Petunjuk -
- 1) Ketik ulang sebagian teks tentang takdir: mulailah pada kata-kata yang memuat "Takdir adalah ketentuan" dan berhentilah setelah "2144, Hadist shahih).".
- 2) Teruskan teks tentang takdir, dimulai setelah kalimat terakhir yang ditampilkan.

Dokumen -

Takdir adalah ketentuan Allah yang berlaku bagi para makhluknya sesuai dengan pengetahuan dan hikmah-Nya. Seorang muslim dituntut untuk menyakini bahwa setiap apa yang terjadi pada makhluk yang ada dialam semesta merupakan atas kehendak Allah sesuai dengan pengetahuan-Nya, yang telah ditulis di Lauh Mahfudz. Oleh karena itu seseorang tidak dikatakan beriman hingga dia beriman kepada takdir secara benar. Rasulullah bersabda :

لَا يُؤْمِنُ عَبْدٌ حَتَّى يُؤْمِنَ بِاْلقَدَرِ خَيْرِهِ وَشَرِّهِ، حَتَّى يَعْلَمَ أَنَّ مَا أَصَابَهُ لَمْ يَكُنْ لِيُخْطِئَهُ، وَأَنَّ مَا أَخْطَأَهُ لَمْ يَكُنْ لِيُصِيْبَهُ

“Tidaklah seseorang beriman hingga ia beriman kepada takdir baik atau buruk, hingga ia yakin bahwa apa yang akan menimpanya tidak akan luput darinya dan apa yang akan luput darinya tidak akan menimpanya.” (HR. Ahmad no. 6703, at-Tirmidzi no. 2144, Hadist shahih).

Coba kita renungkan kisah al-Walid bin Ubadah bin Shamit, beliau pernah berkata kepada bapaknya ketika menjelang kematian bapaknya, “Wahai ayahku berwasiatlah untuk kebaikanku”! lalu bapaknya berkata, “Dudukkanlah aku”! Ketika dia sudah duduk lalu berkata, “Wahai anakku kamu tidak akan merasakan lezatnya iman, kamu tidak akan pernah sampai pada hakikat mengetahui Allah dengan benar, hingga kamu beriman kepada takdir yang baik dan buruk”. Lalu al-Walid berkata, “Wahai ayahku bagaimana aku mengetahui baik dan buruknya takdir?” Dia berkata, “Wahai anakku apa yang dikehendaki oleh Allah luput darimu maka tidak akan pernah menimpamu, dan apa yang dikendaki-Nya akan menimpamu maka ia tidak akan luput darimu, Wahai anakku aku pernah mendengar Rasulullah bersabda :

إِنَّ أَوَّلَ مَا خَلَقَ اللَّهُ الْقَلَمَ، فَقَالَ لَهُ: اكْتُبْ قَالَ: رَبِّ وَمَاذَا أَكْتُبُ؟ قَالَ: اكْتُبْ مَقَادِيْرَ كُلِّ شَيْءٍ حَتَّى تَقُوْمَ السَّاعَةُ

“Sesungguhnya pertama kali yang Allah ciptakan adalah pena, lalu Allah berfirman,  ‘Tulislah!’, lalu pena berkata, ‘Apa yang harus aku tulis wahai Rabbku?’ Allah berfirman, “Tulislah takdir segala sesuatu hingga terjadi hari kiamat.”

Baris dari sebuah kumpulan data -
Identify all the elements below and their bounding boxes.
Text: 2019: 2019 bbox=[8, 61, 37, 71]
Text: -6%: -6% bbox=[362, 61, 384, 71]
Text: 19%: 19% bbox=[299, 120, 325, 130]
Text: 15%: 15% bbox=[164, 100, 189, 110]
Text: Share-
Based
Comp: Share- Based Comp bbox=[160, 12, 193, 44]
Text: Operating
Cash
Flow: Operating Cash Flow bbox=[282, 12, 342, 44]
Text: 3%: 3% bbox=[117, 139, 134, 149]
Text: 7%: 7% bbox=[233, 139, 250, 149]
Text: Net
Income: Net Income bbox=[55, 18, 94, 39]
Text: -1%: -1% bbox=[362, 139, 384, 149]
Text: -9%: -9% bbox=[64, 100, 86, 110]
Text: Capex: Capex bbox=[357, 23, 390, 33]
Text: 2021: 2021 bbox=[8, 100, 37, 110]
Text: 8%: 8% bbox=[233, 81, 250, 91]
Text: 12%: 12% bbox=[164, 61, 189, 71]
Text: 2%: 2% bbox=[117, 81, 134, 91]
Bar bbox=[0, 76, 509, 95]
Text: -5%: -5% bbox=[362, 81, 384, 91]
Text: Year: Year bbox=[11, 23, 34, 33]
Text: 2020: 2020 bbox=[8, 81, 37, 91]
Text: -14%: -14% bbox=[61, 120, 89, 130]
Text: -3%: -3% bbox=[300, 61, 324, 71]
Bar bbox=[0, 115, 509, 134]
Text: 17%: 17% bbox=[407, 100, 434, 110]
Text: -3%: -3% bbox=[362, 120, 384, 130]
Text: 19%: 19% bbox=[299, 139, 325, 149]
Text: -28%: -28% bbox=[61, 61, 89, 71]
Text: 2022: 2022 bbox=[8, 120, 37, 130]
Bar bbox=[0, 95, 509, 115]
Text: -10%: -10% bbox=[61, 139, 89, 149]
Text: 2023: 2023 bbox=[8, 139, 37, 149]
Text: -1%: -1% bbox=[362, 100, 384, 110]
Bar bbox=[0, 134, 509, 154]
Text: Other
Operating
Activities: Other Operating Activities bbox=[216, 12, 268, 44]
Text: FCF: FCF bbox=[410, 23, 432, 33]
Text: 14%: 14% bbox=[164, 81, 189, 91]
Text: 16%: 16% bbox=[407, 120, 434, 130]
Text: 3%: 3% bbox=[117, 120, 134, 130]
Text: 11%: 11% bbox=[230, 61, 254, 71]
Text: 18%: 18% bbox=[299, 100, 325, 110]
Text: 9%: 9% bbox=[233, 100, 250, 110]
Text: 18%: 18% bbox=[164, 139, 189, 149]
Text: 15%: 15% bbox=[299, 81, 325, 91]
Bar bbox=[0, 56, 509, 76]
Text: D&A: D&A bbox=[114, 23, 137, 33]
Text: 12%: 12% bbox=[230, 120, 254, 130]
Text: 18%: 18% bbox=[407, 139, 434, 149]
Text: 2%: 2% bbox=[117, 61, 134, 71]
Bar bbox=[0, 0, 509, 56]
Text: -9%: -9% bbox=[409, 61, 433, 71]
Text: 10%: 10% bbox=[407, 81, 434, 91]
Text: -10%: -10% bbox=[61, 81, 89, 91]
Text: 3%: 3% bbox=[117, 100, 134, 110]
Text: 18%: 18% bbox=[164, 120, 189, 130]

Jawaban per Tugas -
- 1)
Takdir adalah ketentuan Allah yang berlaku bagi para makhluknya sesuai dengan pengetahuan dan hikmah-Nya. Seorang muslim dituntut untuk menyakini bahwa setiap apa yang terjadi pada makhluk yang ada dialam semesta merupakan atas kehendak Allah sesuai dengan pengetahuan-Nya, yang telah ditulis di Lauh Mahfudz. Oleh karena itu seseorang tidak dikatakan beriman hingga dia beriman kepada takdir secara benar. Rasulullah bersabda :

لَا يُؤْمِنُ عَبْدٌ حَتَّى يُؤْمِنَ بِاْلقَدَرِ خَيْرِهِ وَشَرِّهِ، حَتَّى يَعْلَمَ أَنَّ مَا أَصَابَهُ لَمْ يَكُنْ لِيُخْطِئَهُ، وَأَنَّ مَا أَخْطَأَهُ لَمْ يَكُنْ لِيُصِيْبَهُ

“Tidaklah seseorang beriman hingga ia beriman kepada takdir baik atau buruk, hingga ia yakin bahwa apa yang akan menimpanya tidak akan luput darinya dan apa yang akan luput darinya tidak akan menimpanya.” (HR. Ahmad no. 6703, at-Tirmidzi no. 2144, Hadist shahih).

- 2)
Lalu sahabat Ubadah berkata lagi kepada putranya, “Wahai anakku aku juga mendengar Rasulullah bersabda:

مَنْ مَاتَ عَلَى غَيْرِ هَذَا فَلَيْسَ مِنِّيْ

“Barang siapa meninggal tidak berkenyakinan seperti ini maka ia bukan termasuk dari golonganku.” (HR. Abu Dawud no. 4700)

Lalu bagaimana iman seseorang kepada takdir bisa benar? Tidaklah iman seseorang kepada takdir bisa benar hingga ia memahami empat hal, empat hal ini saling berkaitan, jika salah satunya masih belum difahami dengan baik maka iman seseorang kepada takdir belum benar, empat hal itu adalah :

1.      Al-Ilmu (Ilmu)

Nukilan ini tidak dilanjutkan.